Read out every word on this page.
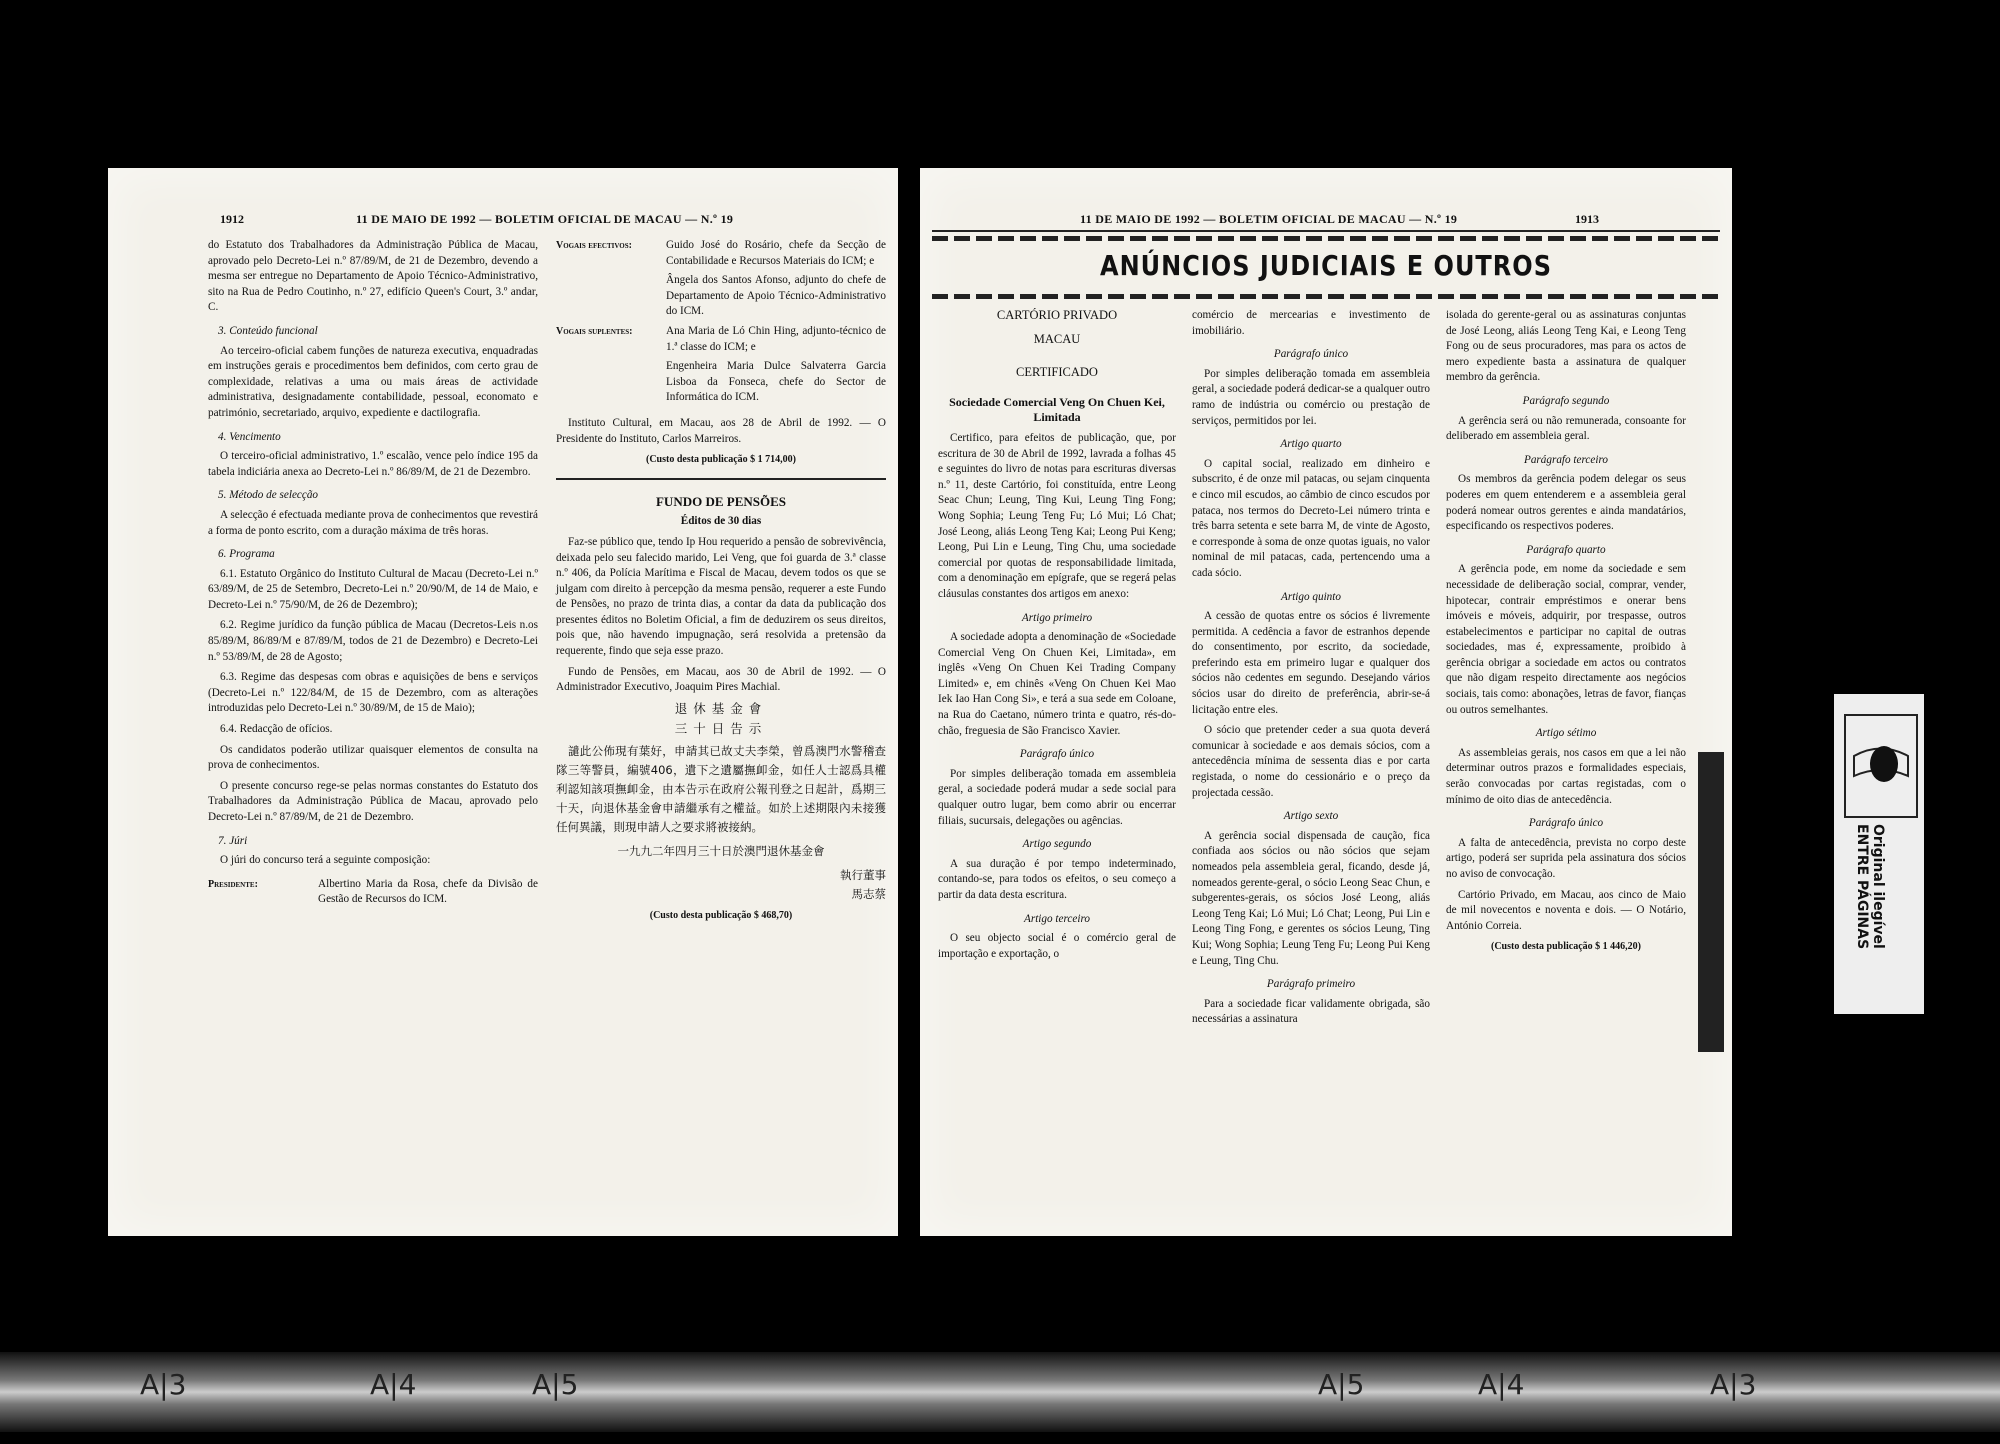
1912	11 DE MAIO DE 1992 — BOLETIM OFICIAL DE MACAU — N.º 19

do Estatuto dos Trabalhadores da Administração Pública de Macau, aprovado pelo Decreto-Lei n.º 87/89/M, de 21 de Dezembro, devendo a mesma ser entregue no Departamento de Apoio Técnico-Administrativo, sito na Rua de Pedro Coutinho, n.º 27, edifício Queen's Court, 3.º andar, C.

3. Conteúdo funcional

Ao terceiro-oficial cabem funções de natureza executiva, enquadradas em instruções gerais e procedimentos bem definidos, com certo grau de complexidade, relativas a uma ou mais áreas de actividade administrativa, designadamente contabilidade, pessoal, economato e património, secretariado, arquivo, expediente e dactilografia.

4. Vencimento

O terceiro-oficial administrativo, 1.º escalão, vence pelo índice 195 da tabela indiciária anexa ao Decreto-Lei n.º 86/89/M, de 21 de Dezembro.

5. Método de selecção

A selecção é efectuada mediante prova de conhecimentos que revestirá a forma de ponto escrito, com a duração máxima de três horas.

6. Programa

6.1. Estatuto Orgânico do Instituto Cultural de Macau (Decreto-Lei n.º 63/89/M, de 25 de Setembro, Decreto-Lei n.º 20/90/M, de 14 de Maio, e Decreto-Lei n.º 75/90/M, de 26 de Dezembro);

6.2. Regime jurídico da função pública de Macau (Decretos-Leis n.os 85/89/M, 86/89/M e 87/89/M, todos de 21 de Dezembro) e Decreto-Lei n.º 53/89/M, de 28 de Agosto;

6.3. Regime das despesas com obras e aquisições de bens e serviços (Decreto-Lei n.º 122/84/M, de 15 de Dezembro, com as alterações introduzidas pelo Decreto-Lei n.º 30/89/M, de 15 de Maio);

6.4. Redacção de ofícios.

Os candidatos poderão utilizar quaisquer elementos de consulta na prova de conhecimentos.

O presente concurso rege-se pelas normas constantes do Estatuto dos Trabalhadores da Administração Pública de Macau, aprovado pelo Decreto-Lei n.º 87/89/M, de 21 de Dezembro.

7. Júri

O júri do concurso terá a seguinte composição:

Presidente:	Albertino Maria da Rosa, chefe da Divisão de Gestão de Recursos do ICM.
Vogais efectivos:	Guido José do Rosário, chefe da Secção de Contabilidade e Recursos Materiais do ICM; e
Ângela dos Santos Afonso, adjunto do chefe de Departamento de Apoio Técnico-Administrativo do ICM.
Vogais suplentes:	Ana Maria de Ló Chin Hing, adjunto-técnico de 1.ª classe do ICM; e
Engenheira Maria Dulce Salvaterra Garcia Lisboa da Fonseca, chefe do Sector de Informática do ICM.

Instituto Cultural, em Macau, aos 28 de Abril de 1992. — O Presidente do Instituto, Carlos Marreiros.

(Custo desta publicação $ 1 714,00)

FUNDO DE PENSÕES

Éditos de 30 dias

Faz-se público que, tendo Ip Hou requerido a pensão de sobrevivência, deixada pelo seu falecido marido, Lei Veng, que foi guarda de 3.ª classe n.º 406, da Polícia Marítima e Fiscal de Macau, devem todos os que se julgam com direito à percepção da mesma pensão, requerer a este Fundo de Pensões, no prazo de trinta dias, a contar da data da publicação dos presentes éditos no Boletim Oficial, a fim de deduzirem os seus direitos, pois que, não havendo impugnação, será resolvida a pretensão da requerente, findo que seja esse prazo.

Fundo de Pensões, em Macau, aos 30 de Abril de 1992. — O Administrador Executivo, Joaquim Pires Machial.

退休基金會

三十日告示

譴此公佈現有葉好，申請其已故丈夫李榮，曾爲澳門水警稽查隊三等警員，編號406，遺下之遺屬撫卹金，如任人士認爲具權利認知該項撫卹金，由本告示在政府公報刊登之日起計，爲期三十天，向退休基金會申請繼承有之權益。如於上述期限內未接獲任何異議，則現申請人之要求將被接納。

一九九二年四月三十日於澳門退休基金會

執行董事

馬志蔡

(Custo desta publicação $ 468,70)

11 DE MAIO DE 1992 — BOLETIM OFICIAL DE MACAU — N.º 19	1913
ANÚNCIOS JUDICIAIS E OUTROS

CARTÓRIO PRIVADO

MACAU

CERTIFICADO

Sociedade Comercial Veng On Chuen Kei, Limitada

Certifico, para efeitos de publicação, que, por escritura de 30 de Abril de 1992, lavrada a folhas 45 e seguintes do livro de notas para escrituras diversas n.º 11, deste Cartório, foi constituída, entre Leong Seac Chun; Leung, Ting Kui, Leung Ting Fong; Wong Sophia; Leung Teng Fu; Ló Mui; Ló Chat; José Leong, aliás Leong Teng Kai; Leong Pui Keng; Leong, Pui Lin e Leung, Ting Chu, uma sociedade comercial por quotas de responsabilidade limitada, com a denominação em epígrafe, que se regerá pelas cláusulas constantes dos artigos em anexo:

Artigo primeiro

A sociedade adopta a denominação de «Sociedade Comercial Veng On Chuen Kei, Limitada», em inglês «Veng On Chuen Kei Trading Company Limited» e, em chinês «Veng On Chuen Kei Mao Iek Iao Han Cong Si», e terá a sua sede em Coloane, na Rua do Caetano, número trinta e quatro, rés-do-chão, freguesia de São Francisco Xavier.

Parágrafo único

Por simples deliberação tomada em assembleia geral, a sociedade poderá mudar a sede social para qualquer outro lugar, bem como abrir ou encerrar filiais, sucursais, delegações ou agências.

Artigo segundo

A sua duração é por tempo indeterminado, contando-se, para todos os efeitos, o seu começo a partir da data desta escritura.

Artigo terceiro

O seu objecto social é o comércio geral de importação e exportação, o

comércio de mercearias e investimento de imobiliário.

Parágrafo único

Por simples deliberação tomada em assembleia geral, a sociedade poderá dedicar-se a qualquer outro ramo de indústria ou comércio ou prestação de serviços, permitidos por lei.

Artigo quarto

O capital social, realizado em dinheiro e subscrito, é de onze mil patacas, ou sejam cinquenta e cinco mil escudos, ao câmbio de cinco escudos por pataca, nos termos do Decreto-Lei número trinta e três barra setenta e sete barra M, de vinte de Agosto, e corresponde à soma de onze quotas iguais, no valor nominal de mil patacas, cada, pertencendo uma a cada sócio.

Artigo quinto

A cessão de quotas entre os sócios é livremente permitida. A cedência a favor de estranhos depende do consentimento, por escrito, da sociedade, preferindo esta em primeiro lugar e qualquer dos sócios não cedentes em segundo. Desejando vários sócios usar do direito de preferência, abrir-se-á licitação entre eles.

O sócio que pretender ceder a sua quota deverá comunicar à sociedade e aos demais sócios, com a antecedência mínima de sessenta dias e por carta registada, o nome do cessionário e o preço da projectada cessão.

Artigo sexto

A gerência social dispensada de caução, fica confiada aos sócios ou não sócios que sejam nomeados pela assembleia geral, ficando, desde já, nomeados gerente-geral, o sócio Leong Seac Chun, e subgerentes-gerais, os sócios José Leong, aliás Leong Teng Kai; Ló Mui; Ló Chat; Leong, Pui Lin e Leong Ting Fong, e gerentes os sócios Leung, Ting Kui; Wong Sophia; Leung Teng Fu; Leong Pui Keng e Leung, Ting Chu.

Parágrafo primeiro

Para a sociedade ficar validamente obrigada, são necessárias a assinatura

isolada do gerente-geral ou as assinaturas conjuntas de José Leong, aliás Leong Teng Kai, e Leong Teng Fong ou de seus procuradores, mas para os actos de mero expediente basta a assinatura de qualquer membro da gerência.

Parágrafo segundo

A gerência será ou não remunerada, consoante for deliberado em assembleia geral.

Parágrafo terceiro

Os membros da gerência podem delegar os seus poderes em quem entenderem e a assembleia geral poderá nomear outros gerentes e ainda mandatários, especificando os respectivos poderes.

Parágrafo quarto

A gerência pode, em nome da sociedade e sem necessidade de deliberação social, comprar, vender, hipotecar, contrair empréstimos e onerar bens imóveis e móveis, adquirir, por trespasse, outros estabelecimentos e participar no capital de outras sociedades, mas é, expressamente, proibido à gerência obrigar a sociedade em actos ou contratos que não digam respeito directamente aos negócios sociais, tais como: abonações, letras de favor, fianças ou outros semelhantes.

Artigo sétimo

As assembleias gerais, nos casos em que a lei não determinar outros prazos e formalidades especiais, serão convocadas por cartas registadas, com o mínimo de oito dias de antecedência.

Parágrafo único

A falta de antecedência, prevista no corpo deste artigo, poderá ser suprida pela assinatura dos sócios no aviso de convocação.

Cartório Privado, em Macau, aos cinco de Maio de mil novecentos e noventa e dois. — O Notário, António Correia.

(Custo desta publicação $ 1 446,20)	Original ilegível
ENTRE PÁGINAS
A|3	A|4	A|5	A|5	A|4	A|3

- - -

Short task = Find the word "Wong" in the entries above and gather every line that holds it.

Task response =
Certifico, para efeitos de publicação, que, por escritura de 30 de Abril de 1992, lavrada a folhas 45 e seguintes do livro de notas para escrituras diversas n.º 11, deste Cartório, foi constituída, entre Leong Seac Chun; Leung, Ting Kui, Leung Ting Fong; Wong Sophia; Leung Teng Fu; Ló Mui; Ló Chat; José Leong, aliás Leong Teng Kai; Leong Pui Keng; Leong, Pui Lin e Leung, Ting Chu, uma sociedade comercial por quotas de responsabilidade limitada, com a denominação em epígrafe, que se regerá pelas cláusulas constantes dos artigos em anexo:
A gerência social dispensada de caução, fica confiada aos sócios ou não sócios que sejam nomeados pela assembleia geral, ficando, desde já, nomeados gerente-geral, o sócio Leong Seac Chun, e subgerentes-gerais, os sócios José Leong, aliás Leong Teng Kai; Ló Mui; Ló Chat; Leong, Pui Lin e Leong Ting Fong, e gerentes os sócios Leung, Ting Kui; Wong Sophia; Leung Teng Fu; Leong Pui Keng e Leung, Ting Chu.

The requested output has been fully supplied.